◆ **Source excerpt**
-------------------------
Basil Underwood (Leslie Howard) is a famed stage actor who is currently starring in ROMEO AND JUILET with his love, Joyce Arden (Bette Davis).  Unfortunately, this Romeo and Juliet would rather whisper insults and threats to each other rather than sweet nothings.  Up in the balcony, unaware of the sniping below, Marcia West(Olivia de Havilland) is swooning over Basil much to the dismay of her fiancé, Henry Grant (Patric Knowles).  Once Romeo dies the show is over for Marcia, who quickly leaves the private box to wait outside.  Joyce and Basil continue to spit fire at each other until the very end, and continue to argue during the curtain calls.  Back in their respective dressing rooms, each complains to their assistants about the others.  Basil’s long-suffering valet, Digges (Eric Blore), has heard it all before and is not surprised when the talk of hate soon turns again to love.  In spite of everything, Joyce and Basil truly do love each other.  Basil is interrupted by the arrival of a guest to his dressing room.  Marcia has snuck back in order to tell him how ardently she admires him and that he is her ideal man.  Having delivered her message, she promptly leaves again.  Basil is flattered and is now in a better mood and he begins to consider himself as a person.  What has he done of note, what has he given back?  Digges reminds him that most of his so-called charitable works were more self-serving than he would care to admit.  Basil dismisses this line of thought and returns to Joyce.  Joyce, for her part, has decided that she is through with Basil but after he climbs through her window to ultimately wish her a Happy New Year the two reconcile.  In fact they decide, for about the twelfth time, to be married that very evening.  Their happy plans are again interrupted by the arrival of a visitor to Basil’s dressing room.  This time it is Marcia’s fiance Henry, who has come to inform Basil that Marcia is in love with him and he should leave her be.  Basil recalls a play that he once did in which he acted a cad to make a woman fall out of love with him and Henry strikes upon an idea.  Perhaps Basil could re-enact that play with Marcia and cause her to fall in love with Henry again!  Though reluctant at first, Basil sees a chance to do a selfless act and soon agrees.  The only problem is that they would have to leave for Marcia’s house at once, and that will mean postponing the wedding to Joyce yet again.
-------------------------
◆ **Dataset excerpt**
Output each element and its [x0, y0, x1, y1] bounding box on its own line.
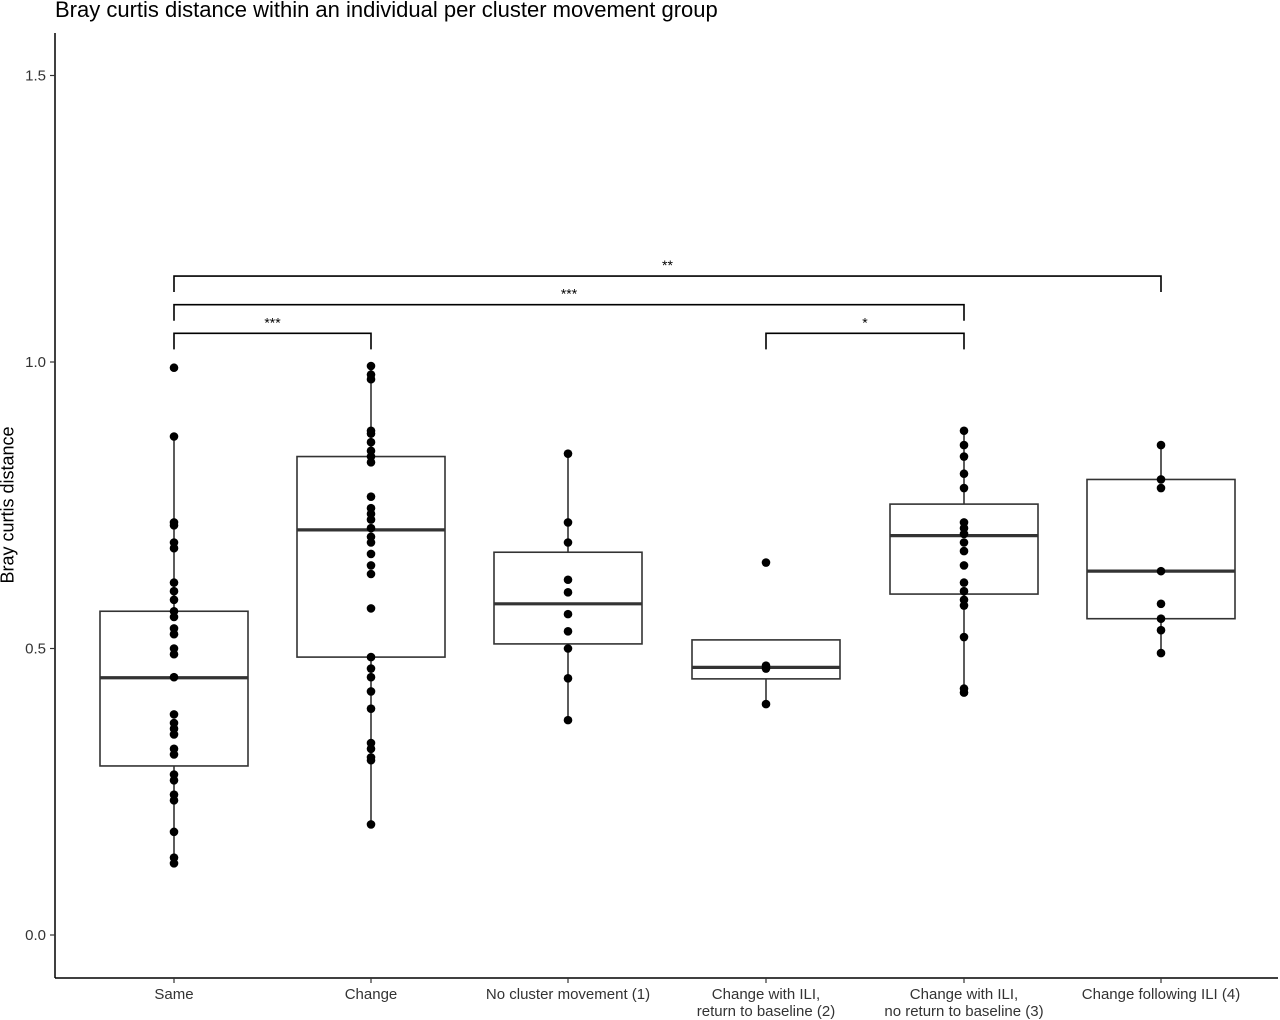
significance-bracket — [765, 332, 965, 350]
significance-label: ** — [662, 257, 673, 273]
data-point — [1156, 648, 1166, 658]
data-point — [366, 457, 376, 467]
data-point — [169, 578, 179, 587]
data-point — [959, 440, 969, 450]
data-point — [1156, 599, 1166, 609]
data-point — [366, 538, 376, 547]
data-point — [1156, 475, 1166, 484]
data-point — [366, 569, 376, 579]
data-point — [563, 575, 573, 585]
data-point — [959, 688, 969, 697]
data-point — [959, 483, 969, 493]
data-point — [169, 827, 179, 837]
data-point — [959, 578, 969, 587]
significance-label: *** — [264, 314, 281, 330]
data-point — [169, 775, 179, 785]
data-point — [366, 374, 376, 384]
data-point — [563, 588, 573, 597]
data-point — [563, 644, 573, 653]
data-point — [563, 627, 573, 636]
x-tick-label: No cluster movement (1) — [486, 986, 650, 1003]
data-point — [169, 521, 179, 530]
data-point — [959, 469, 969, 479]
y-tick-label: 1.0 — [25, 354, 46, 371]
data-point — [366, 687, 376, 696]
x-tick-label: return to baseline (2) — [697, 1003, 835, 1020]
data-point — [959, 632, 969, 642]
data-point — [366, 492, 376, 501]
y-tick-label: 0.0 — [25, 927, 46, 944]
data-point — [366, 361, 376, 371]
data-point — [169, 612, 179, 622]
data-point — [169, 649, 179, 659]
data-point — [366, 515, 376, 524]
x-tick-label: Change with ILI, — [712, 986, 820, 1003]
data-point — [366, 437, 376, 447]
x-tick-label: no return to baseline (3) — [884, 1003, 1043, 1020]
data-point — [366, 820, 376, 829]
data-point — [366, 429, 376, 438]
data-point — [959, 426, 969, 436]
x-tick-label: Change following ILI (4) — [1082, 986, 1240, 1003]
y-tick-label: 0.5 — [25, 641, 46, 658]
significance-bracket — [173, 275, 1162, 293]
data-point — [761, 558, 771, 567]
box — [1086, 478, 1236, 620]
data-point — [169, 432, 179, 441]
data-point — [1156, 566, 1166, 576]
data-point — [563, 449, 573, 458]
data-point — [366, 604, 376, 613]
data-point — [169, 586, 179, 596]
data-point — [563, 609, 573, 619]
significance-bracket — [173, 303, 965, 321]
data-point — [563, 715, 573, 725]
data-point — [169, 750, 179, 759]
data-point — [563, 673, 573, 683]
data-point — [959, 452, 969, 461]
data-point — [366, 704, 376, 713]
data-point — [1156, 483, 1166, 493]
significance-label: *** — [561, 286, 578, 302]
data-point — [366, 672, 376, 682]
data-point — [169, 796, 179, 805]
box — [691, 639, 841, 680]
data-point — [169, 730, 179, 739]
x-tick-label: Change with ILI, — [910, 986, 1018, 1003]
data-point — [761, 699, 771, 709]
y-tick-label: 1.5 — [25, 68, 46, 85]
data-point — [169, 672, 179, 682]
x-tick-label: Same — [154, 986, 193, 1003]
data-point — [366, 664, 376, 673]
data-point — [169, 629, 179, 639]
data-point — [366, 523, 376, 533]
data-point — [366, 561, 376, 570]
x-tick-label: Change — [345, 986, 398, 1003]
data-point — [169, 543, 179, 553]
data-point — [959, 601, 969, 610]
data-point — [563, 518, 573, 527]
data-point — [169, 710, 179, 719]
data-point — [1156, 614, 1166, 624]
significance-label: * — [862, 314, 868, 330]
data-point — [959, 538, 969, 547]
data-point — [1156, 440, 1166, 450]
data-point — [563, 538, 573, 547]
chart-title: Bray curtis distance within an individua… — [55, 0, 718, 22]
data-point — [1156, 625, 1166, 635]
data-point — [366, 755, 376, 765]
data-point — [366, 652, 376, 662]
data-point — [169, 595, 179, 605]
data-point — [761, 664, 771, 673]
significance-bracket — [173, 332, 372, 350]
data-point — [169, 363, 179, 373]
data-point — [169, 859, 179, 868]
data-point — [959, 561, 969, 570]
data-point — [959, 546, 969, 556]
data-point — [366, 744, 376, 754]
data-point — [366, 549, 376, 559]
data-point — [959, 586, 969, 596]
data-point — [959, 529, 969, 539]
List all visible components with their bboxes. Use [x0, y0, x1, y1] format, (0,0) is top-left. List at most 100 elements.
-------------------------
◆ **Written task 1**
Format the part of the records that opens with the line containing "significance-bracket — [765, 332, 965, 350]" and closes with the line containing "data-point — [959, 578, 969, 587]" as a JSON list of strings, one string per line, with blank lines left out.
◆ **Written task 2**
Resume the plot summary about Basil Underwood and Joyce Arden from where it stops.
The records have no connection to the text.

◆ **Reply 1**
[
  "significance-bracket — [765, 332, 965, 350]",
  "significance-label: ** — [662, 257, 673, 273]",
  "data-point — [1156, 648, 1166, 658]",
  "data-point — [366, 457, 376, 467]",
  "data-point — [169, 578, 179, 587]",
  "data-point — [959, 440, 969, 450]",
  "data-point — [1156, 599, 1166, 609]",
  "data-point — [366, 538, 376, 547]",
  "data-point — [1156, 475, 1166, 484]",
  "data-point — [366, 569, 376, 579]",
  "data-point — [563, 575, 573, 585]",
  "data-point — [959, 688, 969, 697]",
  "data-point — [959, 483, 969, 493]",
  "data-point — [169, 827, 179, 837]",
  "data-point — [959, 578, 969, 587]"
]

◆ **Reply 2**
Joyce is less than pleased with Basil’s sudden change of plans, and since he won’t reveal his true reasons for doing so, believes that he no longer wants to marry her.  Well, two can play that game!  She declares that she would never marry Basil now and storms off, leaving Basil and Digges to drive to Marcia’s estate for a house party.  Upon their arrival, Digges and Basil set about making themselves at home as the two most disagreeable and annoying house guests ever.  The other party members roused from their beds are bleary eyed and confused, but Marcia’s father is seeing red.  He angrily orders that the two leave the house and demands to know who invited them there!  Basil claims that Marcia did, assuming that she will deny the inference and send them on their way, but Marcia is only too happy to oblige in keeping up the ruse.  She is beyond thrilled to have Basil in her home and Digges is instructed to unpack the bags, as this plan is going to take longer than anticipated.  The next morning over breakfast, Basil is introduced to the other guests and sets about making a bore of himself.  He demands kippers when there are none, insults the guests, recites Shakespeare, and finally storms out of the dining room.  Marcia’s family are shocked and demand that this rude man is sent away, but Marcia steps up and reprimands them.  What are manners, she asks, but little rules for little people!  Of course Basil is rude, he is a great star and is too big for such constraints as manners!

Basil continues his reign of terror over the household, even going so far as to insult Marcia’s beauty marks or “moles” which he suggests she removes.  There are two problems with Basil’s plan to make Marcia hate him however.  First, Marcia does not hate him and seems to fall more and more in love with him the more awful he is to her.  And second, Basil is starting to enjoy her attentions much to the concern of Digges who by this time has packed and unpacked the bags so many times he knows the contents by heart.  He takes it upon himself to call the only person who can help Basil at a time like this, his true love Joyce.  That afternoon Basil and Marcia are taking a stroll in the garden when things become much more cozy.  Basil resists for a time but then finally gives in to his desires, and it is at this moment that Joyce appears.  Both Basil and Marcia are shocked, though Basil is secretly thrilled that Joyce has come to help him, but they are further surprised when Joyce introduces herself as Basil’s wife!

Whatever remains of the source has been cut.